Work required – Find each line with "label" and copy it.

---

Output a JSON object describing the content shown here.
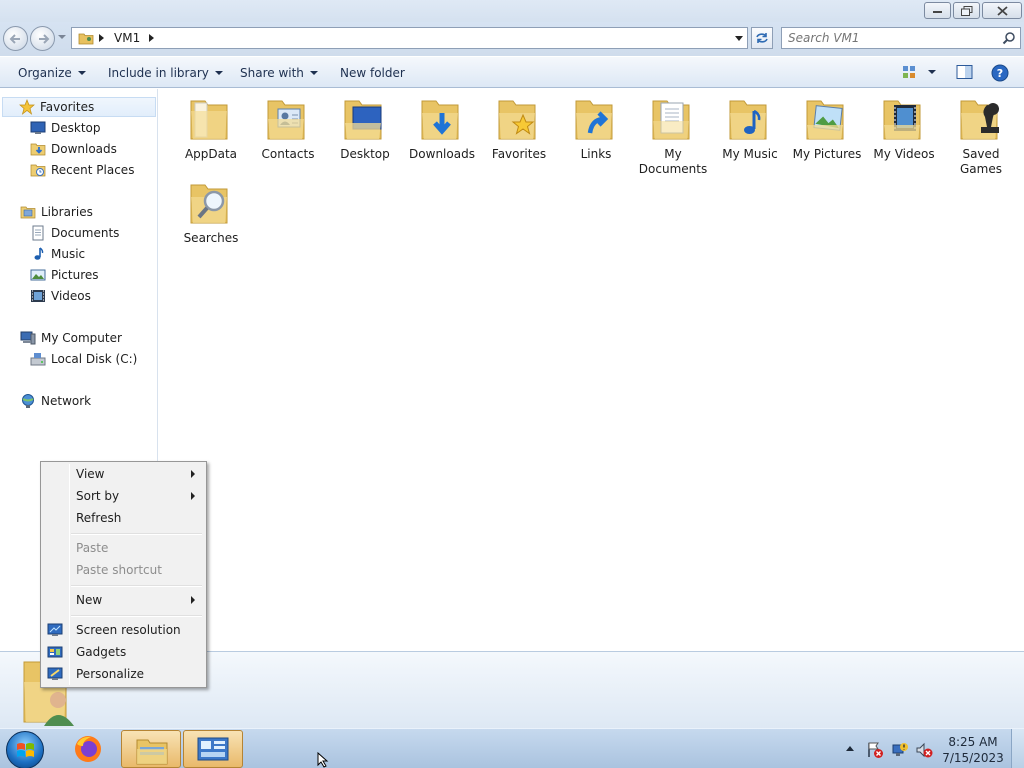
{
  "window": {
    "minimize_icon": "minimize-icon",
    "maximize_icon": "restore-icon",
    "close_icon": "close-icon"
  },
  "address": {
    "path": [
      "VM1"
    ],
    "search_placeholder": "Search VM1"
  },
  "toolbar": {
    "organize": "Organize",
    "include_in_library": "Include in library",
    "share_with": "Share with",
    "new_folder": "New folder"
  },
  "nav": {
    "favorites": {
      "label": "Favorites",
      "items": [
        "Desktop",
        "Downloads",
        "Recent Places"
      ]
    },
    "libraries": {
      "label": "Libraries",
      "items": [
        "Documents",
        "Music",
        "Pictures",
        "Videos"
      ]
    },
    "computer": {
      "label": "My Computer",
      "items": [
        "Local Disk (C:)"
      ]
    },
    "network": {
      "label": "Network"
    }
  },
  "folders": [
    {
      "line1": "AppData",
      "line2": "",
      "icon": "appdata-folder-icon"
    },
    {
      "line1": "Contacts",
      "line2": "",
      "icon": "contacts-folder-icon"
    },
    {
      "line1": "Desktop",
      "line2": "",
      "icon": "desktop-folder-icon"
    },
    {
      "line1": "Downloads",
      "line2": "",
      "icon": "downloads-folder-icon"
    },
    {
      "line1": "Favorites",
      "line2": "",
      "icon": "favorites-folder-icon"
    },
    {
      "line1": "Links",
      "line2": "",
      "icon": "links-folder-icon"
    },
    {
      "line1": "My",
      "line2": "Documents",
      "icon": "documents-folder-icon"
    },
    {
      "line1": "My Music",
      "line2": "",
      "icon": "music-folder-icon"
    },
    {
      "line1": "My Pictures",
      "line2": "",
      "icon": "pictures-folder-icon"
    },
    {
      "line1": "My Videos",
      "line2": "",
      "icon": "videos-folder-icon"
    },
    {
      "line1": "Saved",
      "line2": "Games",
      "icon": "saved-games-folder-icon"
    },
    {
      "line1": "Searches",
      "line2": "",
      "icon": "searches-folder-icon"
    }
  ],
  "context_menu": {
    "view": "View",
    "sort_by": "Sort by",
    "refresh": "Refresh",
    "paste": "Paste",
    "paste_shortcut": "Paste shortcut",
    "new": "New",
    "screen_resolution": "Screen resolution",
    "gadgets": "Gadgets",
    "personalize": "Personalize"
  },
  "taskbar": {
    "time": "8:25 AM",
    "date": "7/15/2023"
  },
  "colors": {
    "folder": "#f2d27a",
    "folder_dark": "#d9ad45",
    "selection": "#e2eefb",
    "taskbar": "#b7cde6"
  }
}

---

Written response –
      "label": "Favorites",
      "label": "Libraries",
      "label": "My Computer",
      "label": "Network"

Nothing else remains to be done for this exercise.